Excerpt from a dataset
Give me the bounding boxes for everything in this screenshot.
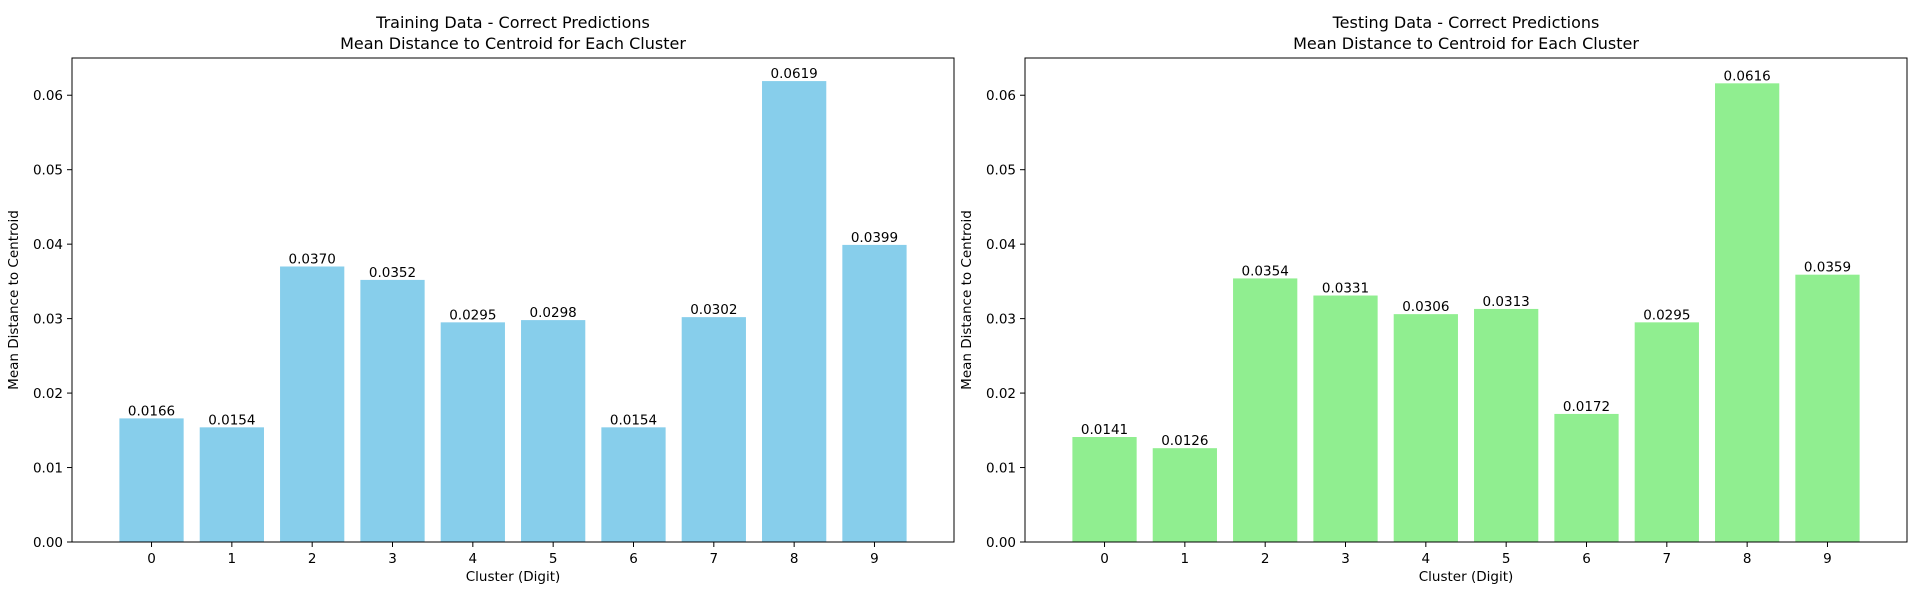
data-label-2: 0.0354: [1242, 263, 1289, 279]
chart-subtitle: Mean Distance to Centroid for Each Clust…: [340, 34, 686, 53]
y-tick-label: 0.00: [986, 535, 1016, 551]
data-label-3: 0.0352: [369, 265, 416, 281]
bar-8: [762, 81, 827, 542]
data-label-7: 0.0295: [1643, 307, 1690, 323]
x-tick-label: 9: [870, 551, 879, 567]
x-tick-label: 6: [629, 551, 638, 567]
y-tick-label: 0.05: [33, 163, 63, 179]
bar-3: [1313, 295, 1378, 542]
x-tick-label: 7: [1663, 551, 1672, 567]
bar-6: [1554, 413, 1619, 542]
data-label-5: 0.0298: [530, 305, 577, 321]
x-tick-label: 7: [710, 551, 719, 567]
chart-title: Training Data - Correct Predictions: [375, 13, 650, 32]
y-tick-label: 0.06: [986, 88, 1016, 104]
bar-0: [1072, 437, 1137, 542]
x-tick-label: 1: [228, 551, 237, 567]
plot-frame: [71, 57, 955, 543]
x-tick-label: 0: [147, 551, 156, 567]
y-tick-label: 0.05: [986, 163, 1016, 179]
x-tick-label: 6: [1582, 551, 1591, 567]
x-tick-label: 2: [308, 551, 317, 567]
x-tick-label: 8: [1743, 551, 1752, 567]
data-label-2: 0.0370: [289, 251, 336, 267]
x-tick-label: 4: [469, 551, 478, 567]
y-axis-label: Mean Distance to Centroid: [959, 210, 975, 390]
x-tick-label: 0: [1100, 551, 1109, 567]
y-axis-label: Mean Distance to Centroid: [6, 210, 22, 390]
x-tick-label: 8: [790, 551, 799, 567]
bar-4: [440, 322, 505, 542]
y-tick-label: 0.02: [33, 386, 63, 402]
bar-0: [119, 418, 184, 542]
x-tick-label: 5: [1502, 551, 1511, 567]
y-tick-label: 0.04: [986, 237, 1016, 253]
y-tick-label: 0.04: [33, 237, 63, 253]
bar-8: [1715, 83, 1780, 542]
y-tick-label: 0.00: [33, 535, 63, 551]
bar-5: [1474, 308, 1539, 542]
x-tick-label: 2: [1261, 551, 1270, 567]
bar-5: [521, 320, 586, 542]
x-tick-label: 4: [1422, 551, 1431, 567]
y-tick-label: 0.02: [986, 386, 1016, 402]
data-label-8: 0.0616: [1724, 68, 1771, 84]
bar-9: [842, 244, 907, 542]
bar-9: [1795, 274, 1860, 542]
data-label-6: 0.0172: [1563, 399, 1610, 415]
y-tick-label: 0.01: [33, 461, 63, 477]
x-tick-label: 9: [1823, 551, 1832, 567]
data-label-9: 0.0399: [851, 230, 898, 246]
bar-1: [1152, 448, 1217, 542]
y-tick-label: 0.06: [33, 88, 63, 104]
data-label-1: 0.0126: [1161, 433, 1208, 449]
bar-3: [360, 279, 425, 542]
data-label-5: 0.0313: [1483, 294, 1530, 310]
bar-4: [1393, 314, 1458, 542]
y-tick-label: 0.03: [986, 312, 1016, 328]
bar-1: [199, 427, 264, 542]
x-axis-label: Cluster (Digit): [466, 569, 561, 585]
bar-2: [280, 266, 345, 542]
y-tick-label: 0.01: [986, 461, 1016, 477]
x-tick-label: 3: [1341, 551, 1350, 567]
x-axis-label: Cluster (Digit): [1419, 569, 1514, 585]
data-label-7: 0.0302: [690, 302, 737, 318]
bar-7: [681, 317, 746, 542]
data-label-9: 0.0359: [1804, 260, 1851, 276]
data-label-8: 0.0619: [771, 66, 818, 82]
chart-title: Testing Data - Correct Predictions: [1332, 13, 1600, 32]
bar-6: [601, 427, 666, 542]
y-tick-label: 0.03: [33, 312, 63, 328]
x-tick-label: 1: [1181, 551, 1190, 567]
x-tick-label: 5: [549, 551, 558, 567]
x-tick-label: 3: [388, 551, 397, 567]
bar-2: [1233, 278, 1298, 542]
plot-frame: [1024, 57, 1908, 543]
data-label-1: 0.0154: [208, 412, 255, 428]
data-label-0: 0.0141: [1081, 422, 1128, 438]
bar-7: [1634, 322, 1699, 542]
data-label-0: 0.0166: [128, 403, 175, 419]
data-label-6: 0.0154: [610, 412, 657, 428]
data-label-4: 0.0295: [449, 307, 496, 323]
chart-subtitle: Mean Distance to Centroid for Each Clust…: [1293, 34, 1639, 53]
data-label-3: 0.0331: [1322, 281, 1369, 297]
data-label-4: 0.0306: [1402, 299, 1449, 315]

### Task details
Reproduce verbatim every row from the one containing "data-label-2: 0.0354: [1242, 263, 1289, 279]" down through the one containing "data-label-8: 0.0616: [1724, 68, 1771, 84]", including both.

### Result for this task
data-label-2: 0.0354: [1242, 263, 1289, 279]
chart-subtitle: Mean Distance to Centroid for Each Clust…: [340, 34, 686, 53]
y-tick-label: 0.00: [986, 535, 1016, 551]
data-label-3: 0.0352: [369, 265, 416, 281]
bar-8: [762, 81, 827, 542]
data-label-7: 0.0295: [1643, 307, 1690, 323]
x-tick-label: 9: [870, 551, 879, 567]
x-tick-label: 6: [629, 551, 638, 567]
y-tick-label: 0.05: [33, 163, 63, 179]
bar-3: [1313, 295, 1378, 542]
x-tick-label: 7: [1663, 551, 1672, 567]
bar-6: [1554, 413, 1619, 542]
data-label-5: 0.0298: [530, 305, 577, 321]
x-tick-label: 7: [710, 551, 719, 567]
chart-title: Training Data - Correct Predictions: [375, 13, 650, 32]
y-tick-label: 0.06: [986, 88, 1016, 104]
bar-0: [1072, 437, 1137, 542]
x-tick-label: 1: [228, 551, 237, 567]
plot-frame: [71, 57, 955, 543]
x-tick-label: 0: [147, 551, 156, 567]
y-tick-label: 0.05: [986, 163, 1016, 179]
x-tick-label: 6: [1582, 551, 1591, 567]
x-tick-label: 2: [308, 551, 317, 567]
x-tick-label: 8: [1743, 551, 1752, 567]
data-label-2: 0.0370: [289, 251, 336, 267]
x-tick-label: 4: [469, 551, 478, 567]
y-axis-label: Mean Distance to Centroid: [959, 210, 975, 390]
x-tick-label: 0: [1100, 551, 1109, 567]
y-axis-label: Mean Distance to Centroid: [6, 210, 22, 390]
x-tick-label: 8: [790, 551, 799, 567]
bar-4: [440, 322, 505, 542]
y-tick-label: 0.02: [33, 386, 63, 402]
bar-0: [119, 418, 184, 542]
x-tick-label: 5: [1502, 551, 1511, 567]
y-tick-label: 0.04: [986, 237, 1016, 253]
y-tick-label: 0.04: [33, 237, 63, 253]
bar-8: [1715, 83, 1780, 542]
y-tick-label: 0.00: [33, 535, 63, 551]
bar-5: [1474, 308, 1539, 542]
x-tick-label: 2: [1261, 551, 1270, 567]
bar-5: [521, 320, 586, 542]
x-tick-label: 4: [1422, 551, 1431, 567]
y-tick-label: 0.02: [986, 386, 1016, 402]
data-label-8: 0.0616: [1724, 68, 1771, 84]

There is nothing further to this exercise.